Rewrite every line of the listing below as a numbered list, omitting any blank lines.

--------------------------------

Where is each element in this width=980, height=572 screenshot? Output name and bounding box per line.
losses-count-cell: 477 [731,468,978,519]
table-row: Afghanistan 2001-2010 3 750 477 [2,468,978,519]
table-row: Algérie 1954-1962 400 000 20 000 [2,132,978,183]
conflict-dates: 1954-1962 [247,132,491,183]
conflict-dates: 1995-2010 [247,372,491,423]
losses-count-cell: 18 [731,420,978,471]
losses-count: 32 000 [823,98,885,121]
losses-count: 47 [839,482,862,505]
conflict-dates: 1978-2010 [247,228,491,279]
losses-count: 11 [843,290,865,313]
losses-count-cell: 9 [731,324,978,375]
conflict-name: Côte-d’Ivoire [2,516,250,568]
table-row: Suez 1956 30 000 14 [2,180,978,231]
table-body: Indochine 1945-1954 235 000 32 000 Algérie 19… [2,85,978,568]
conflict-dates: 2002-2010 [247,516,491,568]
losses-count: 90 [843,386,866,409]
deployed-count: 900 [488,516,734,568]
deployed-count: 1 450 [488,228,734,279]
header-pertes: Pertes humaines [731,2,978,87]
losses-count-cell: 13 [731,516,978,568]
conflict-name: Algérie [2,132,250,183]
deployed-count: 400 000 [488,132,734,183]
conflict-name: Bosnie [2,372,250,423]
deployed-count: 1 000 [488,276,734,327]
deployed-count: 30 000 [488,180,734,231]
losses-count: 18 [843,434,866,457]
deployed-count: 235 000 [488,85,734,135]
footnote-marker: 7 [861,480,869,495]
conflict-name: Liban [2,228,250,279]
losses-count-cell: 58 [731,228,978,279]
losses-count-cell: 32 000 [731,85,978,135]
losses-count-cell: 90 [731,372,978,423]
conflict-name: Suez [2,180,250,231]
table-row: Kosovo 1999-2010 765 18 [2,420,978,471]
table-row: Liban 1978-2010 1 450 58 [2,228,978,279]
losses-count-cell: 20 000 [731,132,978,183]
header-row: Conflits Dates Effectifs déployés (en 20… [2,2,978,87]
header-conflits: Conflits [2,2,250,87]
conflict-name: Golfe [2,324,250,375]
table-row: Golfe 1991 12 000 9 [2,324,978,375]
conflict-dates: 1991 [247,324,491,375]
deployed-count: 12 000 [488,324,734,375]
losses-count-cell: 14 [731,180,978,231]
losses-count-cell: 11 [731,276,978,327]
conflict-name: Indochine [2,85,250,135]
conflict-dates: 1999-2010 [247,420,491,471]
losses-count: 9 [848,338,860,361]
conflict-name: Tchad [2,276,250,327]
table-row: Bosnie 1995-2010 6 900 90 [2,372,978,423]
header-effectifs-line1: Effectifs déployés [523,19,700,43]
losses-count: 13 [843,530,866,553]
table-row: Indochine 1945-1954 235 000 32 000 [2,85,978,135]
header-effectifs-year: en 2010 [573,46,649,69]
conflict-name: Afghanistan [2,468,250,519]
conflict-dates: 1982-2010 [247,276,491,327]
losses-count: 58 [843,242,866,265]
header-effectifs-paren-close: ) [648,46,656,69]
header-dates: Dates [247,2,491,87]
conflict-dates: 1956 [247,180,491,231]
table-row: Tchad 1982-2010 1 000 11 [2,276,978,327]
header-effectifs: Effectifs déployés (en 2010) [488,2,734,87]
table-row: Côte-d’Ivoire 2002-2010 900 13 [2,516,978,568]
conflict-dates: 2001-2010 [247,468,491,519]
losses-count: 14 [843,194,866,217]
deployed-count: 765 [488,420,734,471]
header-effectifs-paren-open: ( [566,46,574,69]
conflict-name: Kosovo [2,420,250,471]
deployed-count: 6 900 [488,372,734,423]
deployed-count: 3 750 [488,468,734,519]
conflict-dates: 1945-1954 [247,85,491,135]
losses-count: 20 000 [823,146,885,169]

--------------------------------

* _Exercise answer_
1. Where is each element in this width=980, height=572 screenshot? Output name and bounding box per line.
2. losses-count-cell: 477 [731,468,978,519]
3. table-row: Afghanistan 2001-2010 3 750 477 [2,468,978,519]
4. table-row: Algérie 1954-1962 400 000 20 000 [2,132,978,183]
5. conflict-dates: 1954-1962 [247,132,491,183]
6. conflict-dates: 1995-2010 [247,372,491,423]
7. losses-count-cell: 18 [731,420,978,471]
8. losses-count: 32 000 [823,98,885,121]
9. losses-count: 47 [839,482,862,505]
10. conflict-dates: 1978-2010 [247,228,491,279]
11. losses-count: 11 [843,290,865,313]
12. losses-count-cell: 9 [731,324,978,375]
13. conflict-name: Côte-d’Ivoire [2,516,250,568]
14. table-row: Suez 1956 30 000 14 [2,180,978,231]
15. table-body: Indochine 1945-1954 235 000 32 000 Algérie 19… [2,85,978,568]
16. conflict-dates: 2002-2010 [247,516,491,568]
17. losses-count: 90 [843,386,866,409]
18. deployed-count: 900 [488,516,734,568]
19. deployed-count: 1 450 [488,228,734,279]
20. header-pertes: Pertes humaines [731,2,978,87]
21. losses-count-cell: 13 [731,516,978,568]
22. conflict-name: Algérie [2,132,250,183]
23. deployed-count: 400 000 [488,132,734,183]
24. conflict-name: Bosnie [2,372,250,423]
25. deployed-count: 1 000 [488,276,734,327]
26. deployed-count: 30 000 [488,180,734,231]
27. losses-count: 18 [843,434,866,457]
28. deployed-count: 235 000 [488,85,734,135]
29. footnote-marker: 7 [861,480,869,495]
30. conflict-name: Liban [2,228,250,279]
31. losses-count-cell: 58 [731,228,978,279]
32. losses-count-cell: 32 000 [731,85,978,135]
33. losses-count-cell: 90 [731,372,978,423]
34. conflict-name: Suez [2,180,250,231]
35. table-row: Kosovo 1999-2010 765 18 [2,420,978,471]
36. table-row: Liban 1978-2010 1 450 58 [2,228,978,279]
37. losses-count-cell: 20 000 [731,132,978,183]
38. header-row: Conflits Dates Effectifs déployés (en 20… [2,2,978,87]
39. header-conflits: Conflits [2,2,250,87]
40. conflict-name: Golfe [2,324,250,375]
41. table-row: Golfe 1991 12 000 9 [2,324,978,375]
42. conflict-dates: 1991 [247,324,491,375]
43. deployed-count: 12 000 [488,324,734,375]
44. losses-count-cell: 14 [731,180,978,231]
45. losses-count-cell: 11 [731,276,978,327]
46. conflict-name: Indochine [2,85,250,135]
47. conflict-dates: 1999-2010 [247,420,491,471]
48. losses-count: 9 [848,338,860,361]
49. conflict-name: Tchad [2,276,250,327]
50. table-row: Bosnie 1995-2010 6 900 90 [2,372,978,423]
51. header-effectifs-line1: Effectifs déployés [523,19,700,43]
52. losses-count: 13 [843,530,866,553]
53. table-row: Indochine 1945-1954 235 000 32 000 [2,85,978,135]
54. header-effectifs-year: en 2010 [573,46,649,69]
55. conflict-name: Afghanistan [2,468,250,519]
56. conflict-dates: 1982-2010 [247,276,491,327]
57. losses-count: 58 [843,242,866,265]
58. header-effectifs-paren-close: ) [648,46,656,69]
59. header-dates: Dates [247,2,491,87]
60. conflict-dates: 1956 [247,180,491,231]
61. table-row: Tchad 1982-2010 1 000 11 [2,276,978,327]
62. header-effectifs: Effectifs déployés (en 2010) [488,2,734,87]
63. table-row: Côte-d’Ivoire 2002-2010 900 13 [2,516,978,568]
64. conflict-dates: 2001-2010 [247,468,491,519]
65. losses-count: 14 [843,194,866,217]
66. deployed-count: 765 [488,420,734,471]
67. header-effectifs-paren-open: ( [566,46,574,69]
68. conflict-name: Kosovo [2,420,250,471]
69. deployed-count: 6 900 [488,372,734,423]
70. deployed-count: 3 750 [488,468,734,519]
71. conflict-dates: 1945-1954 [247,85,491,135]
72. losses-count: 20 000 [823,146,885,169]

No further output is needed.